» **OBJECTIVE**
Every line with the string "Chùa" should be gathered.

» **SUPPLIED INFORMATION**
::::::::::

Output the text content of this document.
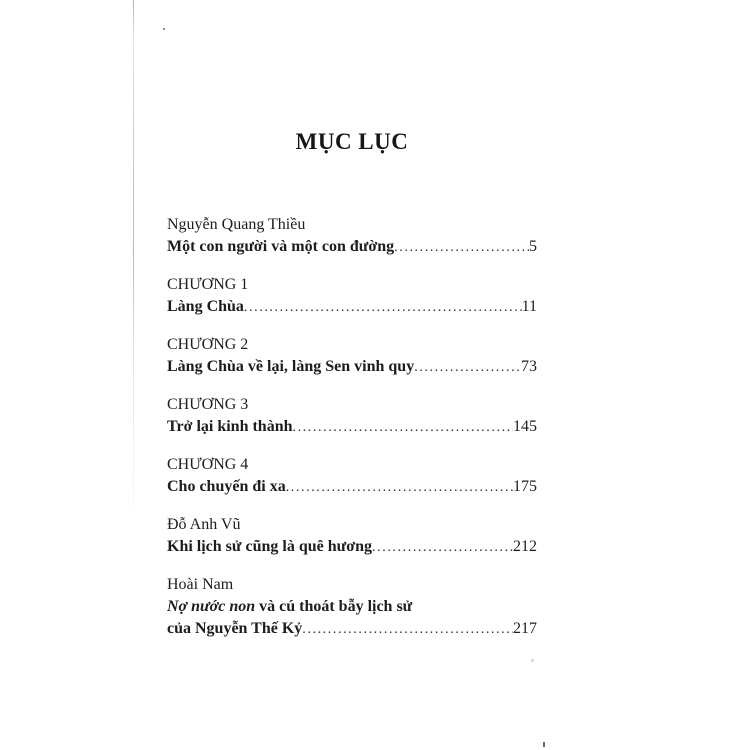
MỤC LỤC
Nguyễn Quang Thiều
Một con người và một con đường .....	5
CHƯƠNG 1
Làng Chùa .....	11
CHƯƠNG 2
Làng Chùa về lại, làng Sen vinh quy .....	73
CHƯƠNG 3
Trở lại kinh thành .....	145
CHƯƠNG 4
Cho chuyến đi xa .....	175
Đỗ Anh Vũ
Khi lịch sử cũng là quê hương .....	212
Hoài Nam
Nợ nước non và cú thoát bẫy lịch sử
của Nguyễn Thế Kỷ .....	217
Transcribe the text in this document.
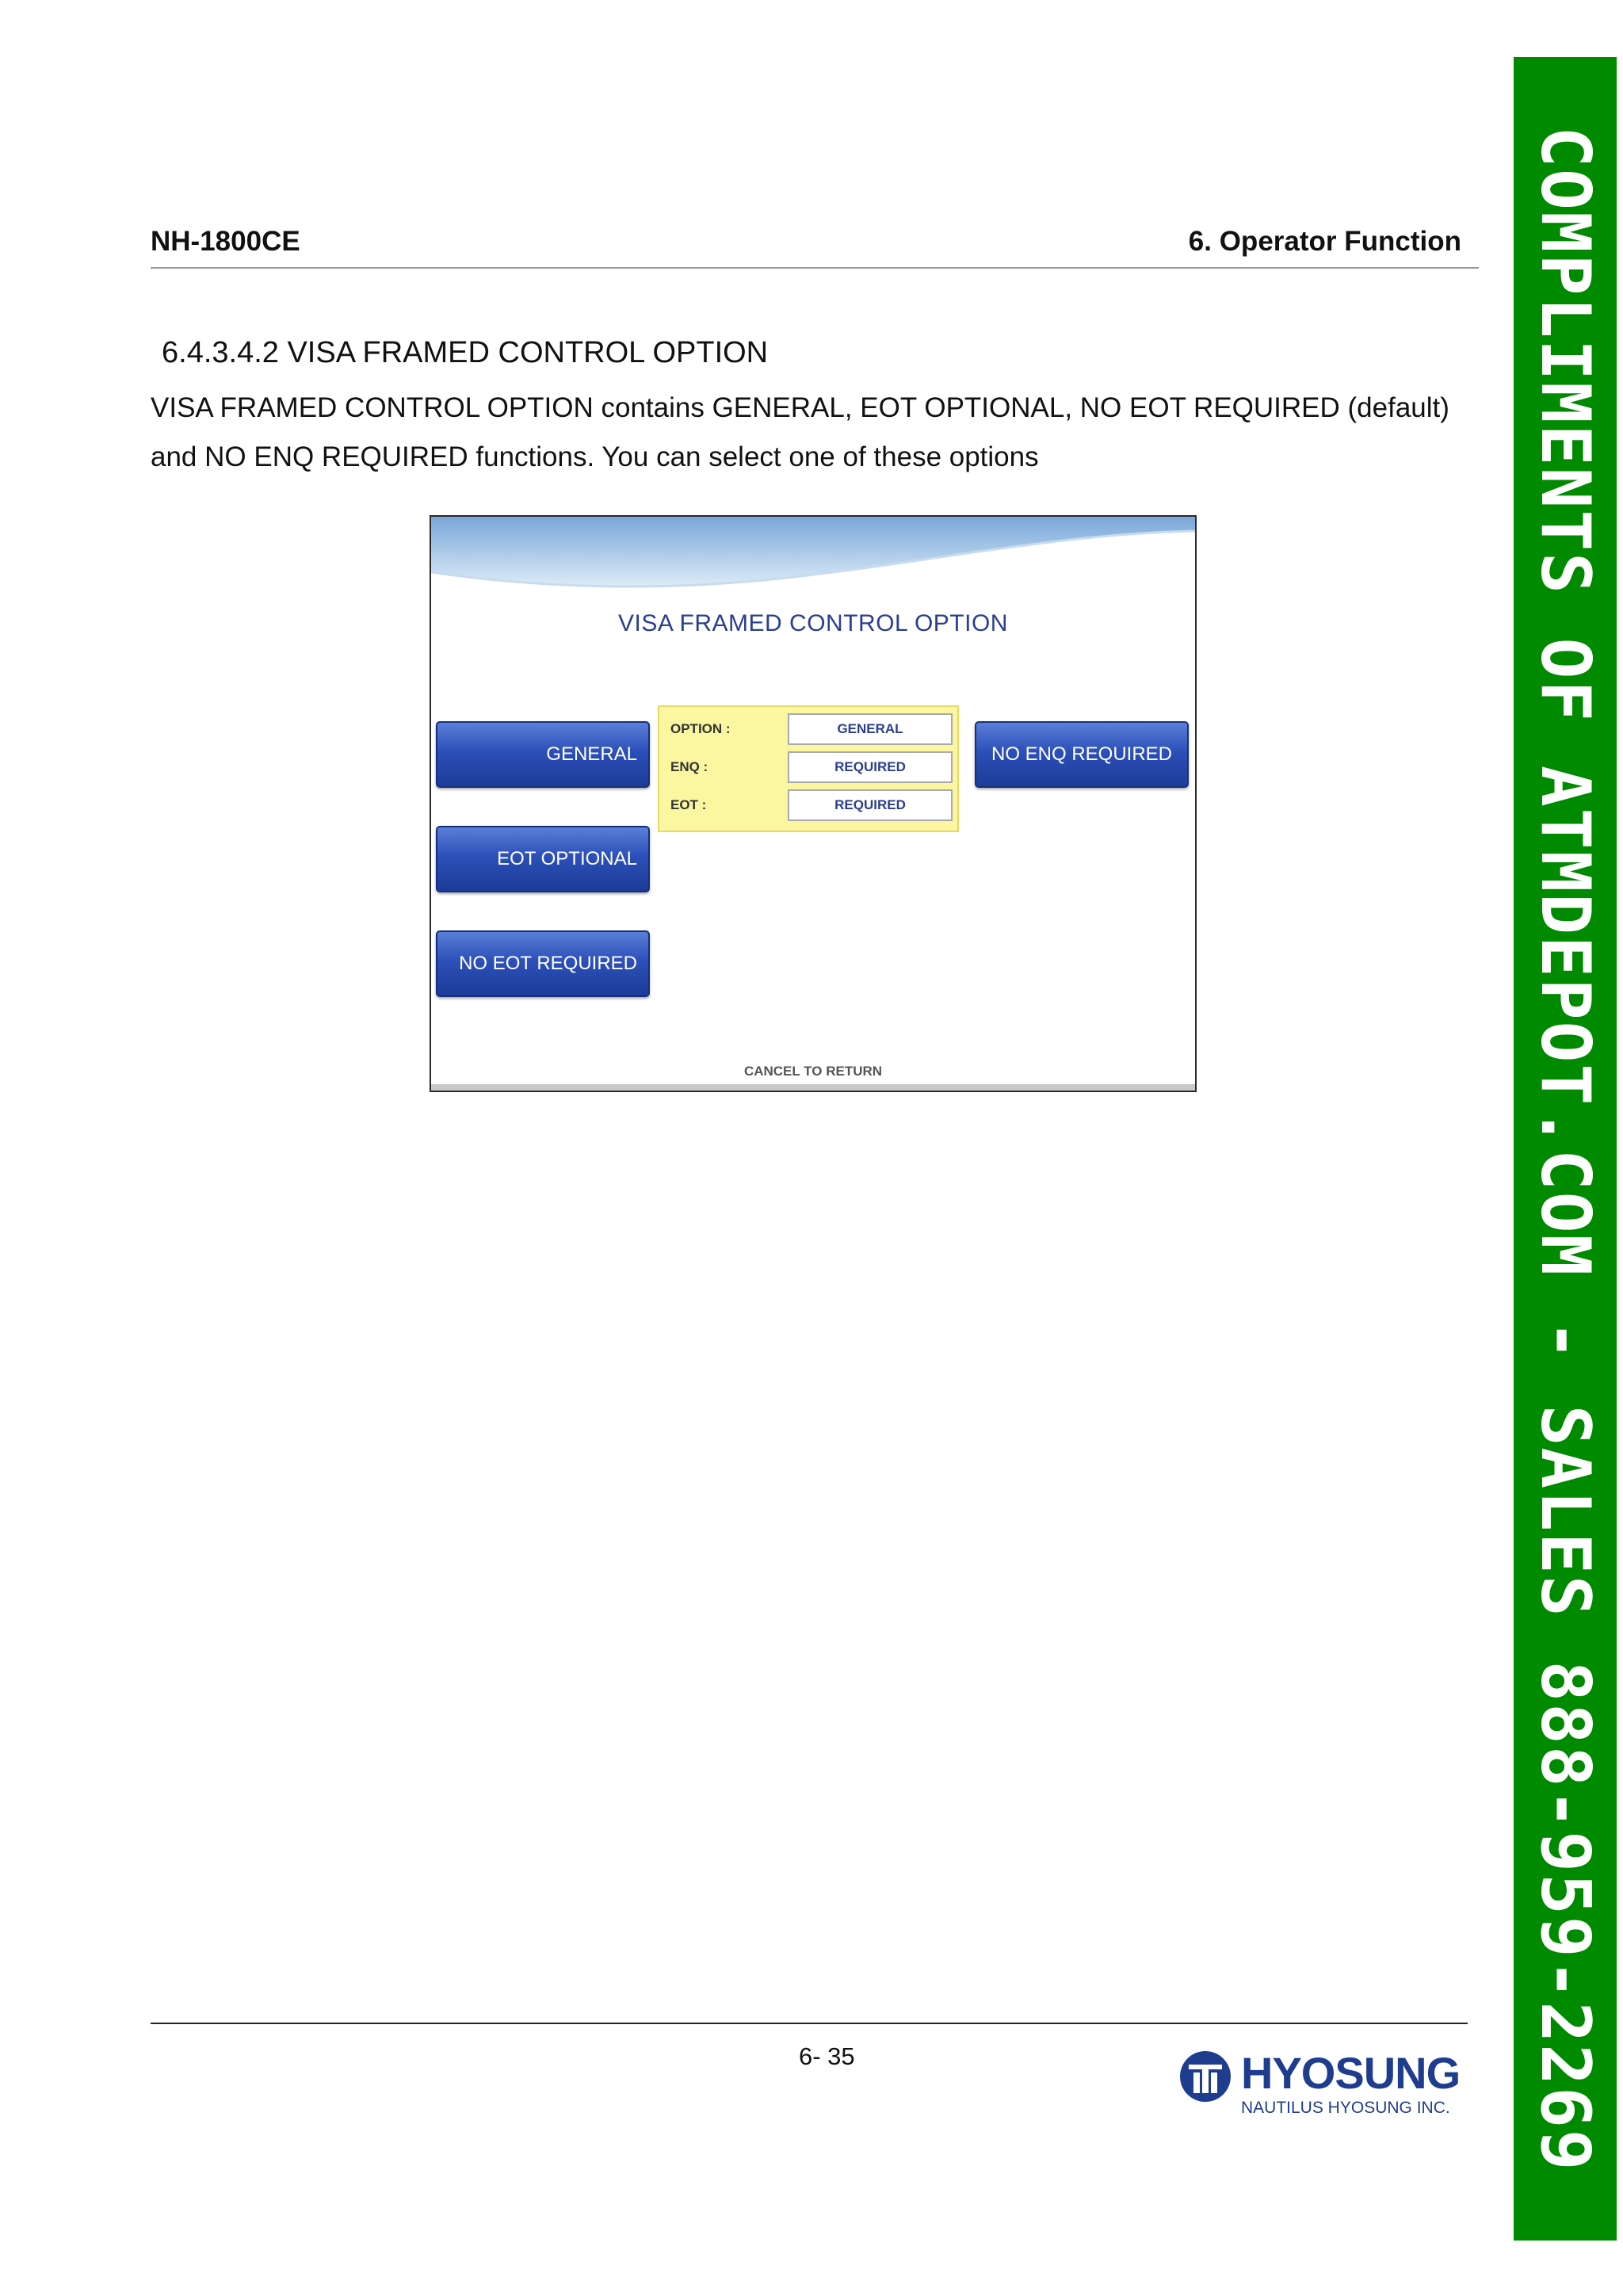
NH-1800CE	6. Operator Function
6.4.3.4.2 VISA FRAMED CONTROL OPTION
VISA FRAMED CONTROL OPTION contains GENERAL, EOT OPTIONAL, NO EOT REQUIRED (default) and NO ENQ REQUIRED functions. You can select one of these options
VISA FRAMED CONTROL OPTION
GENERAL
EOT OPTIONAL
NO EOT REQUIRED
NO ENQ REQUIRED
OPTION :	GENERAL
ENQ :	REQUIRED
EOT :	REQUIRED
CANCEL TO RETURN
6- 35	HYOSUNG
NAUTILUS HYOSUNG INC. COMPLIMENTS OF ATMDEPOT.COM - SALES 888-959-2269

::::::::::

» **OUTPUT BELOW**
Làng Chùa .....	11
Làng Chùa về lại, làng Sen vinh quy .....	73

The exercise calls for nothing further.